Work required >>
Extract the full listing verbatim and drop any pictures from your copy.

Listed entries >>
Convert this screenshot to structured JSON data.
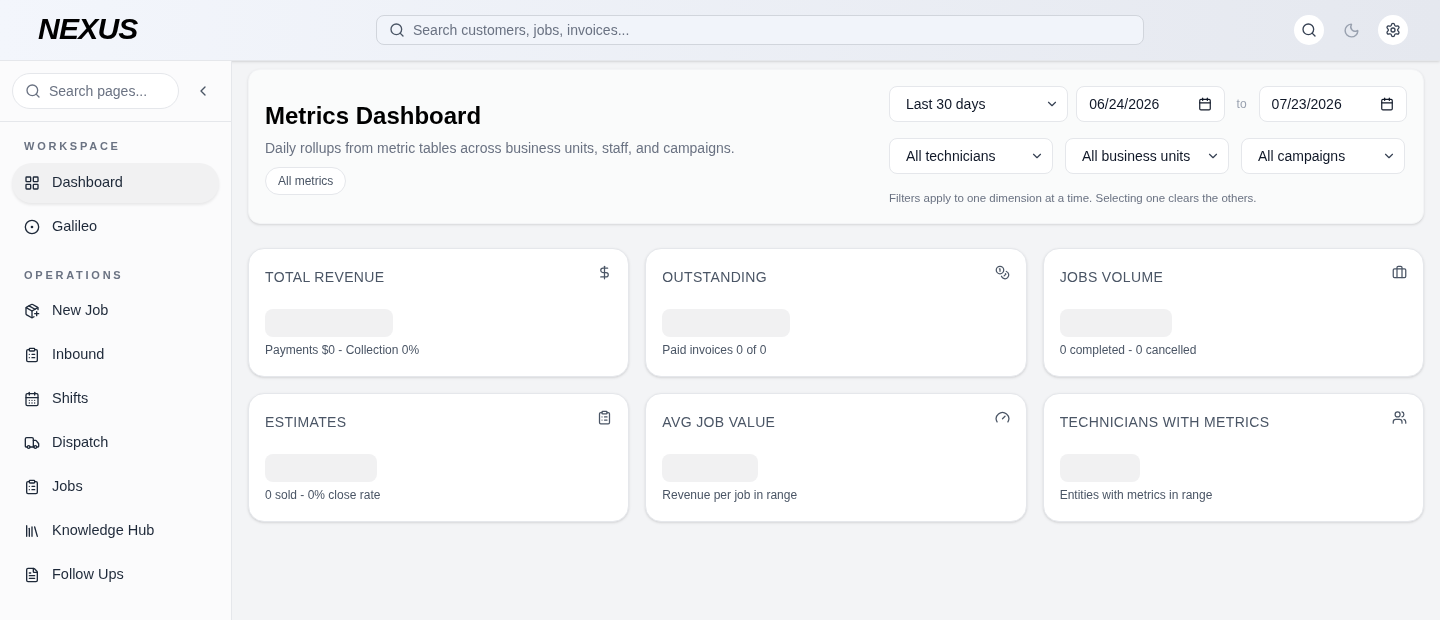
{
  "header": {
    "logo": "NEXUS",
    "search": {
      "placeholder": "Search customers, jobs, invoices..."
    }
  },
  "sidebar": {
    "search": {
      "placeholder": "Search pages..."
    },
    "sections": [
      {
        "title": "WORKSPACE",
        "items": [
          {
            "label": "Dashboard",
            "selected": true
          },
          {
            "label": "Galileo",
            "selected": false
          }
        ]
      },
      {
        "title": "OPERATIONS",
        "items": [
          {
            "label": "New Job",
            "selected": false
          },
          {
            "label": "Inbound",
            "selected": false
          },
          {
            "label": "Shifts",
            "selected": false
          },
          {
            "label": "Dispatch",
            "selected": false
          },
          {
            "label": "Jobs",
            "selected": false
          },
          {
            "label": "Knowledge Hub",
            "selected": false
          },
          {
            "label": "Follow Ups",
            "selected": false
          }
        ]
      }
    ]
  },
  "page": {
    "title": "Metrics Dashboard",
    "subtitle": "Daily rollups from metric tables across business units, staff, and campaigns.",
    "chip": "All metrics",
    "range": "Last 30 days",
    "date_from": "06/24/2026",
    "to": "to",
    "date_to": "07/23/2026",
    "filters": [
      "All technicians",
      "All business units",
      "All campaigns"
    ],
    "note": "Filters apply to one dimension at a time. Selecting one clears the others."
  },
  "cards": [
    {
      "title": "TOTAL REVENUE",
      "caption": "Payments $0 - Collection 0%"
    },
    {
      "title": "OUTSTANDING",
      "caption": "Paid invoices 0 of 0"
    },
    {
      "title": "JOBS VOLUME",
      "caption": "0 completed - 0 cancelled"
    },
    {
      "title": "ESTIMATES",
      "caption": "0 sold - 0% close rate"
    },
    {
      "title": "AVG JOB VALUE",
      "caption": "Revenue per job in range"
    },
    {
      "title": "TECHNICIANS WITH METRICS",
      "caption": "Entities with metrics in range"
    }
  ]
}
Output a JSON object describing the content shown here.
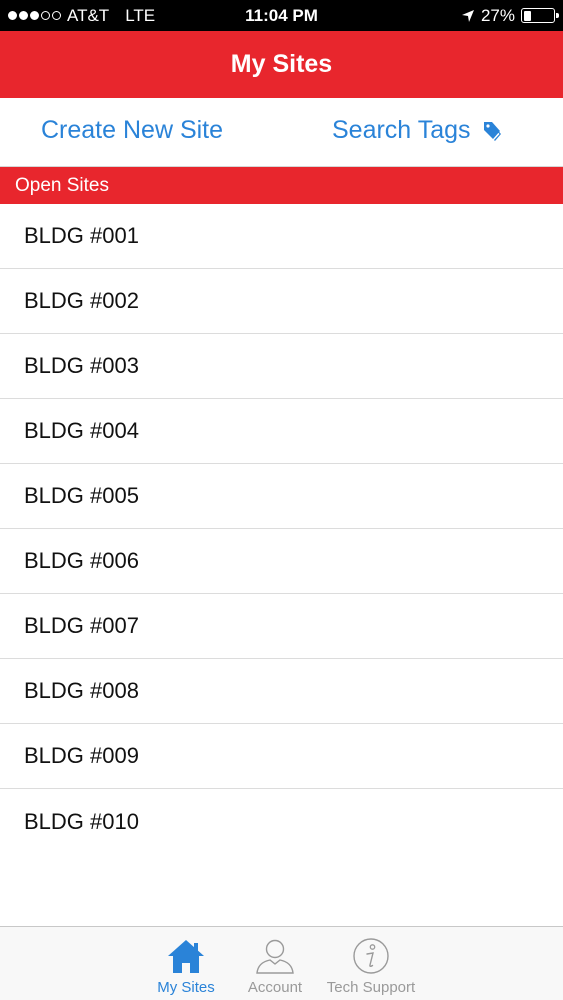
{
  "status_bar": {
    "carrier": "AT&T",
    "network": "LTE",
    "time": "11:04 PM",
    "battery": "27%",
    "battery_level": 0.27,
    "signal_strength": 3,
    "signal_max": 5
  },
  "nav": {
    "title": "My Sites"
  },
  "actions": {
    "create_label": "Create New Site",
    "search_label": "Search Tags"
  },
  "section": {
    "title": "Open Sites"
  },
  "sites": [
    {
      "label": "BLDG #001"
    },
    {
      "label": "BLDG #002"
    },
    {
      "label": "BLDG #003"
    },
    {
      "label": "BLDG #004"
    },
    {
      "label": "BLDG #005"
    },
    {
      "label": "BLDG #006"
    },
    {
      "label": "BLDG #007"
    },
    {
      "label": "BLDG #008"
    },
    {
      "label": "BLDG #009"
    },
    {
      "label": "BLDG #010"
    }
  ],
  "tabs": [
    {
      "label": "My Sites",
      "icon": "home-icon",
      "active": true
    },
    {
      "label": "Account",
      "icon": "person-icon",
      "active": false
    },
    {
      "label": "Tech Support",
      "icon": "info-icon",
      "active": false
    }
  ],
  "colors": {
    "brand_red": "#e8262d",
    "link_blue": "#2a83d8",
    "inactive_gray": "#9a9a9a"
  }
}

In response >>
Convert this screenshot to structured JSON data.
{
  "header": {
    "logo": "NEXUS",
    "search": {
      "placeholder": "Search customers, jobs, invoices..."
    }
  },
  "sidebar": {
    "search": {
      "placeholder": "Search pages..."
    },
    "sections": [
      {
        "title": "WORKSPACE",
        "items": [
          {
            "label": "Dashboard",
            "selected": true
          },
          {
            "label": "Galileo",
            "selected": false
          }
        ]
      },
      {
        "title": "OPERATIONS",
        "items": [
          {
            "label": "New Job",
            "selected": false
          },
          {
            "label": "Inbound",
            "selected": false
          },
          {
            "label": "Shifts",
            "selected": false
          },
          {
            "label": "Dispatch",
            "selected": false
          },
          {
            "label": "Jobs",
            "selected": false
          },
          {
            "label": "Knowledge Hub",
            "selected": false
          },
          {
            "label": "Follow Ups",
            "selected": false
          }
        ]
      }
    ]
  },
  "page": {
    "title": "Metrics Dashboard",
    "subtitle": "Daily rollups from metric tables across business units, staff, and campaigns.",
    "chip": "All metrics",
    "range": "Last 30 days",
    "date_from": "06/24/2026",
    "to": "to",
    "date_to": "07/23/2026",
    "filters": [
      "All technicians",
      "All business units",
      "All campaigns"
    ],
    "note": "Filters apply to one dimension at a time. Selecting one clears the others."
  },
  "cards": [
    {
      "title": "TOTAL REVENUE",
      "caption": "Payments $0 - Collection 0%"
    },
    {
      "title": "OUTSTANDING",
      "caption": "Paid invoices 0 of 0"
    },
    {
      "title": "JOBS VOLUME",
      "caption": "0 completed - 0 cancelled"
    },
    {
      "title": "ESTIMATES",
      "caption": "0 sold - 0% close rate"
    },
    {
      "title": "AVG JOB VALUE",
      "caption": "Revenue per job in range"
    },
    {
      "title": "TECHNICIANS WITH METRICS",
      "caption": "Entities with metrics in range"
    }
  ]
}
Output a JSON object describing the content shown here.
{
  "status_bar": {
    "carrier": "AT&T",
    "network": "LTE",
    "time": "11:04 PM",
    "battery": "27%",
    "battery_level": 0.27,
    "signal_strength": 3,
    "signal_max": 5
  },
  "nav": {
    "title": "My Sites"
  },
  "actions": {
    "create_label": "Create New Site",
    "search_label": "Search Tags"
  },
  "section": {
    "title": "Open Sites"
  },
  "sites": [
    {
      "label": "BLDG #001"
    },
    {
      "label": "BLDG #002"
    },
    {
      "label": "BLDG #003"
    },
    {
      "label": "BLDG #004"
    },
    {
      "label": "BLDG #005"
    },
    {
      "label": "BLDG #006"
    },
    {
      "label": "BLDG #007"
    },
    {
      "label": "BLDG #008"
    },
    {
      "label": "BLDG #009"
    },
    {
      "label": "BLDG #010"
    }
  ],
  "tabs": [
    {
      "label": "My Sites",
      "icon": "home-icon",
      "active": true
    },
    {
      "label": "Account",
      "icon": "person-icon",
      "active": false
    },
    {
      "label": "Tech Support",
      "icon": "info-icon",
      "active": false
    }
  ],
  "colors": {
    "brand_red": "#e8262d",
    "link_blue": "#2a83d8",
    "inactive_gray": "#9a9a9a"
  }
}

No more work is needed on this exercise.